◆ **Material to process**
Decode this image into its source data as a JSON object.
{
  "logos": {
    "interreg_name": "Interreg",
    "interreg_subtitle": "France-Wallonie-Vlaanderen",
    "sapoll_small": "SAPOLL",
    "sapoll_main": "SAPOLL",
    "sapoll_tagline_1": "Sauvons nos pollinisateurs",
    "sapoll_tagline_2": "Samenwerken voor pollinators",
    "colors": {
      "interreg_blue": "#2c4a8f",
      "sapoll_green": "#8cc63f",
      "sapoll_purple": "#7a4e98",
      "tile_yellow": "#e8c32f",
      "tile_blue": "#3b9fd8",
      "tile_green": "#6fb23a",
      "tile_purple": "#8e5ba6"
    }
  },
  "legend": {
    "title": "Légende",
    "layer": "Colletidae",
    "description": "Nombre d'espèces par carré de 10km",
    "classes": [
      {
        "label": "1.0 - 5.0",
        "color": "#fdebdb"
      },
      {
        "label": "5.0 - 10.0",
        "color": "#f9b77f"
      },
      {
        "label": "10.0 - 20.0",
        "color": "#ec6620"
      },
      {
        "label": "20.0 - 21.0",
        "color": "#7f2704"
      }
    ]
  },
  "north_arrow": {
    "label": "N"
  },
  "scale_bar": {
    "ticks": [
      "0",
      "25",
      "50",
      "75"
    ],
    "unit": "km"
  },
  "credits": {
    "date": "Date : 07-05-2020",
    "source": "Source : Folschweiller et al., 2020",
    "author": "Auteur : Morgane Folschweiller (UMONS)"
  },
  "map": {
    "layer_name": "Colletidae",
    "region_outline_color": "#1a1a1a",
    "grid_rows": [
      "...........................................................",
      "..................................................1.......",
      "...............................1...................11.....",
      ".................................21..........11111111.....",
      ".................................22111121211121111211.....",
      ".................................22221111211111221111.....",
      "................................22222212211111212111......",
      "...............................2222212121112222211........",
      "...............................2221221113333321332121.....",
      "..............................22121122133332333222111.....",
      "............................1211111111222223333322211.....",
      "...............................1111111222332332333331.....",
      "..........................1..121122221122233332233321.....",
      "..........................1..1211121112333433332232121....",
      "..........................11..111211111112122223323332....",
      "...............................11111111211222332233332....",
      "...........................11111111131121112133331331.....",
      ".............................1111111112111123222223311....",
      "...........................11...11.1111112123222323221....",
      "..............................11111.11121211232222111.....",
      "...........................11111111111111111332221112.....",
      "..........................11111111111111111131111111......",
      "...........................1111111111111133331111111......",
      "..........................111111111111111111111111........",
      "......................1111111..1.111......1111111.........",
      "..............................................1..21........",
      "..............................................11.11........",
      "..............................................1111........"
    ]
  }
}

◆ **Goal of the exercise**
Repeat each record exactly. Omit nothing.

◆ **Exercise answer**
Decode this image into its source data as a JSON object.
{
  "logos": {
    "interreg_name": "Interreg",
    "interreg_subtitle": "France-Wallonie-Vlaanderen",
    "sapoll_small": "SAPOLL",
    "sapoll_main": "SAPOLL",
    "sapoll_tagline_1": "Sauvons nos pollinisateurs",
    "sapoll_tagline_2": "Samenwerken voor pollinators",
    "colors": {
      "interreg_blue": "#2c4a8f",
      "sapoll_green": "#8cc63f",
      "sapoll_purple": "#7a4e98",
      "tile_yellow": "#e8c32f",
      "tile_blue": "#3b9fd8",
      "tile_green": "#6fb23a",
      "tile_purple": "#8e5ba6"
    }
  },
  "legend": {
    "title": "Légende",
    "layer": "Colletidae",
    "description": "Nombre d'espèces par carré de 10km",
    "classes": [
      {
        "label": "1.0 - 5.0",
        "color": "#fdebdb"
      },
      {
        "label": "5.0 - 10.0",
        "color": "#f9b77f"
      },
      {
        "label": "10.0 - 20.0",
        "color": "#ec6620"
      },
      {
        "label": "20.0 - 21.0",
        "color": "#7f2704"
      }
    ]
  },
  "north_arrow": {
    "label": "N"
  },
  "scale_bar": {
    "ticks": [
      "0",
      "25",
      "50",
      "75"
    ],
    "unit": "km"
  },
  "credits": {
    "date": "Date : 07-05-2020",
    "source": "Source : Folschweiller et al., 2020",
    "author": "Auteur : Morgane Folschweiller (UMONS)"
  },
  "map": {
    "layer_name": "Colletidae",
    "region_outline_color": "#1a1a1a",
    "grid_rows": [
      "...........................................................",
      "..................................................1.......",
      "...............................1...................11.....",
      ".................................21..........11111111.....",
      ".................................22111121211121111211.....",
      ".................................22221111211111221111.....",
      "................................22222212211111212111......",
      "...............................2222212121112222211........",
      "...............................2221221113333321332121.....",
      "..............................22121122133332333222111.....",
      "............................1211111111222223333322211.....",
      "...............................1111111222332332333331.....",
      "..........................1..121122221122233332233321.....",
      "..........................1..1211121112333433332232121....",
      "..........................11..111211111112122223323332....",
      "...............................11111111211222332233332....",
      "...........................11111111131121112133331331.....",
      ".............................1111111112111123222223311....",
      "...........................11...11.1111112123222323221....",
      "..............................11111.11121211232222111.....",
      "...........................11111111111111111332221112.....",
      "..........................11111111111111111131111111......",
      "...........................1111111111111133331111111......",
      "..........................111111111111111111111111........",
      "......................1111111..1.111......1111111.........",
      "..............................................1..21........",
      "..............................................11.11........",
      "..............................................1111........"
    ]
  }
}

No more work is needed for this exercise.